▶ [Provided records]:
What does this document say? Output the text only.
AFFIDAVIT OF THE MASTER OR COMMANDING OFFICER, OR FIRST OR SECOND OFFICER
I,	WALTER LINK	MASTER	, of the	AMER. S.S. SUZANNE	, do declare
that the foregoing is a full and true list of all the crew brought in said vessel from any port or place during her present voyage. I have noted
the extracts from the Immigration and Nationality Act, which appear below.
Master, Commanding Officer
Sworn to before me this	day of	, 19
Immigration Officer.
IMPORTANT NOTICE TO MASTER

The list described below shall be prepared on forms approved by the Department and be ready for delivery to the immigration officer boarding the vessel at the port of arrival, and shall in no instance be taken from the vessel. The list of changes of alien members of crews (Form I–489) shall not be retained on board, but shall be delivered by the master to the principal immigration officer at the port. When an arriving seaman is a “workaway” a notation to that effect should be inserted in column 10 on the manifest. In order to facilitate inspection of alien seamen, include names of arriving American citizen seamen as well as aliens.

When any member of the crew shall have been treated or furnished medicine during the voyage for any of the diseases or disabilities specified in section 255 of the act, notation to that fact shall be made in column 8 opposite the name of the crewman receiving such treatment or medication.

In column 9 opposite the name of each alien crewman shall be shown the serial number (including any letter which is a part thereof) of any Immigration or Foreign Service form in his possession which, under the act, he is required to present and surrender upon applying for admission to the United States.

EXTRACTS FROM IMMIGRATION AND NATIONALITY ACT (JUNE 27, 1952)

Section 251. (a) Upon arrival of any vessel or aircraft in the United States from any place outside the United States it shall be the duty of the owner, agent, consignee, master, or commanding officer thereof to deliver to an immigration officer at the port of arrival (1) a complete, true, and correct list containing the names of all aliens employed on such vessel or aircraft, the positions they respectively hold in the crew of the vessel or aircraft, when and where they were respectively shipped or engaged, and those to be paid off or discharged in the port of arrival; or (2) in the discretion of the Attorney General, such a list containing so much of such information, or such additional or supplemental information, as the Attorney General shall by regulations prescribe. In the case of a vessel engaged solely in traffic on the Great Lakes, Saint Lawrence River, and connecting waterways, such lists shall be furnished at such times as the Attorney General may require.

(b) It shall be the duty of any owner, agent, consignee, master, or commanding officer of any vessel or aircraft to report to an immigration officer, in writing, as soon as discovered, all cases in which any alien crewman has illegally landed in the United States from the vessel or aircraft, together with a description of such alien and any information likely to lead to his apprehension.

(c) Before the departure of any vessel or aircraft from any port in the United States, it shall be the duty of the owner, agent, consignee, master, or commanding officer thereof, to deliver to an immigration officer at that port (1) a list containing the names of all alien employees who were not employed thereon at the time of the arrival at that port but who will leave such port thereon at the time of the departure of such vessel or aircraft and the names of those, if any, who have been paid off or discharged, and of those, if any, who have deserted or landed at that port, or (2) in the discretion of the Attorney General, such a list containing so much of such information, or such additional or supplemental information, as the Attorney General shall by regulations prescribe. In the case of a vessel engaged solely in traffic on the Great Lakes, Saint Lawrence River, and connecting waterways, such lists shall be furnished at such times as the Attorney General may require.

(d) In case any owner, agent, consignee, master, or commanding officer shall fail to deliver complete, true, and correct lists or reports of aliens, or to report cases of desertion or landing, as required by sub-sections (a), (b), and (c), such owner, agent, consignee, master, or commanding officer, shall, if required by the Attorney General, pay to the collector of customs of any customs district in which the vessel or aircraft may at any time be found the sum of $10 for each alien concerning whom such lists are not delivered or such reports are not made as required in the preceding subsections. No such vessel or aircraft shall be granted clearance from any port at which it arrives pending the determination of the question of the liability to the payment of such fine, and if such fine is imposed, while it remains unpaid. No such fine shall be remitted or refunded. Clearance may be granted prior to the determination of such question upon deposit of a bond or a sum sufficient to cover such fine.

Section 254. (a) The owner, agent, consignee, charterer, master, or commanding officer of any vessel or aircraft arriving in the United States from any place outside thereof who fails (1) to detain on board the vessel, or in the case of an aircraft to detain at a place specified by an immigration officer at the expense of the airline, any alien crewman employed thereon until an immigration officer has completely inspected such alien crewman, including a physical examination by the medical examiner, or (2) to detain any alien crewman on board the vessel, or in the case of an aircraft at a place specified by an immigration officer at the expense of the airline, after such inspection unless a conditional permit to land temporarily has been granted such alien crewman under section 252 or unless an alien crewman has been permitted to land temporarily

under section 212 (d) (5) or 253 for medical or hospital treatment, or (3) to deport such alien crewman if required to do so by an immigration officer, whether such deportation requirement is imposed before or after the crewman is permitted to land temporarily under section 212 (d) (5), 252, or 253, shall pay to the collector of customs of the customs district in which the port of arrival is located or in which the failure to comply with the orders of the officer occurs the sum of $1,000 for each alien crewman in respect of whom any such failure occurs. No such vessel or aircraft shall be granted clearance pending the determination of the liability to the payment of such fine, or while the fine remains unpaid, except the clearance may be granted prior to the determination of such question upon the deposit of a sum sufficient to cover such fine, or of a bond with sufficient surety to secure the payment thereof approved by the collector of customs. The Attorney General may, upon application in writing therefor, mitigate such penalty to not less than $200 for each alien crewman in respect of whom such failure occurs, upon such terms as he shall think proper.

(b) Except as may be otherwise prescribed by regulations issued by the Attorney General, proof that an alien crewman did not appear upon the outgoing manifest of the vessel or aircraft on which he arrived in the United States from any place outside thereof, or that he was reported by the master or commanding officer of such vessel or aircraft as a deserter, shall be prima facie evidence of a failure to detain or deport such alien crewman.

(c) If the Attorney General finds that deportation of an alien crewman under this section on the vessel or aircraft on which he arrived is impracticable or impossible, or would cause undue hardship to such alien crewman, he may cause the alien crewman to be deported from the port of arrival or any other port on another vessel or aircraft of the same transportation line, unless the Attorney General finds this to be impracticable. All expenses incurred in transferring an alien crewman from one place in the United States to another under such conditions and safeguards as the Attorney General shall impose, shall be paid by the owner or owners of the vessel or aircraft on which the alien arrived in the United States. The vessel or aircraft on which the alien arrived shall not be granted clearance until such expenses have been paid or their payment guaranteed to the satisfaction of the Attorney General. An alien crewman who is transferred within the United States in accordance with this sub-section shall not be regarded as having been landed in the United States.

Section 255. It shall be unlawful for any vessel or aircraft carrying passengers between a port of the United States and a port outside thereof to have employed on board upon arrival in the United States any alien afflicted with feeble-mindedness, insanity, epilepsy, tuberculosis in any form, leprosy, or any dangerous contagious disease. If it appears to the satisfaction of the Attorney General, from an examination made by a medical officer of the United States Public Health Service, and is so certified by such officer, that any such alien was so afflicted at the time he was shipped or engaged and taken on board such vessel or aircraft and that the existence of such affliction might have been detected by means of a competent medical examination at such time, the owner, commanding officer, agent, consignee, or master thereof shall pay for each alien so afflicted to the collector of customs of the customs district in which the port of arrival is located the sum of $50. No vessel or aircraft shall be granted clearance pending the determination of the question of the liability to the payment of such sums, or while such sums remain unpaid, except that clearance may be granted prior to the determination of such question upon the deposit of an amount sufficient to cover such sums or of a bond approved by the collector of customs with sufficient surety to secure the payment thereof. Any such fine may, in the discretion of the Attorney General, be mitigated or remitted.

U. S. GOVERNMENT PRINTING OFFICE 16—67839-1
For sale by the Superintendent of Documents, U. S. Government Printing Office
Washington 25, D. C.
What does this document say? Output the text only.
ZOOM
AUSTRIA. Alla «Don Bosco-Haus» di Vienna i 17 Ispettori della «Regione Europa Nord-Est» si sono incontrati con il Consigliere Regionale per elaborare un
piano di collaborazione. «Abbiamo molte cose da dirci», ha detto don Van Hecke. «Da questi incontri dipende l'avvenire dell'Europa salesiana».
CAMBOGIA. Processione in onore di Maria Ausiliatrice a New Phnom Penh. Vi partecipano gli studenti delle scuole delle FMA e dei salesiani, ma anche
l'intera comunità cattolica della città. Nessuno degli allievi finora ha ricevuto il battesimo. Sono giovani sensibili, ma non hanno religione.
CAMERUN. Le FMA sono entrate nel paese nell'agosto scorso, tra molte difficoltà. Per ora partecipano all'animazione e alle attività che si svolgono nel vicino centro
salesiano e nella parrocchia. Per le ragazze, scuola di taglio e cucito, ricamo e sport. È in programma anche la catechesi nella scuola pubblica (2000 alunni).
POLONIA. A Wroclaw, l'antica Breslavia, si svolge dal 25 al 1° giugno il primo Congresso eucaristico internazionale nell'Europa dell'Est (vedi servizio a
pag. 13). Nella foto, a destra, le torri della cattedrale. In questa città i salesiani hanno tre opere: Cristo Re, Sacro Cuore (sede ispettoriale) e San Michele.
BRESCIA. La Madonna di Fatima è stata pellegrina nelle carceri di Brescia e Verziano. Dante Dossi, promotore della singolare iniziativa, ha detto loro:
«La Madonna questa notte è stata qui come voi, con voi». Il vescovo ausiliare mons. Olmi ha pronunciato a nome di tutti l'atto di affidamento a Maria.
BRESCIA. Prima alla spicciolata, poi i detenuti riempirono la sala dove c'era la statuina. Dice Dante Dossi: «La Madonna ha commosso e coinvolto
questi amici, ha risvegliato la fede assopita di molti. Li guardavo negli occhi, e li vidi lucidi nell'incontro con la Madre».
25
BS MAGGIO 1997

▶ [Objective]: Which lines hold the word "Dossi"? Copy every one of them.

▶ [Answer]:
BRESCIA. La Madonna di Fatima è stata pellegrina nelle carceri di Brescia e Verziano. Dante Dossi, promotore della singolare iniziativa, ha detto loro:
BRESCIA. Prima alla spicciolata, poi i detenuti riempirono la sala dove c'era la statuina. Dice Dante Dossi: «La Madonna ha commosso e coinvolto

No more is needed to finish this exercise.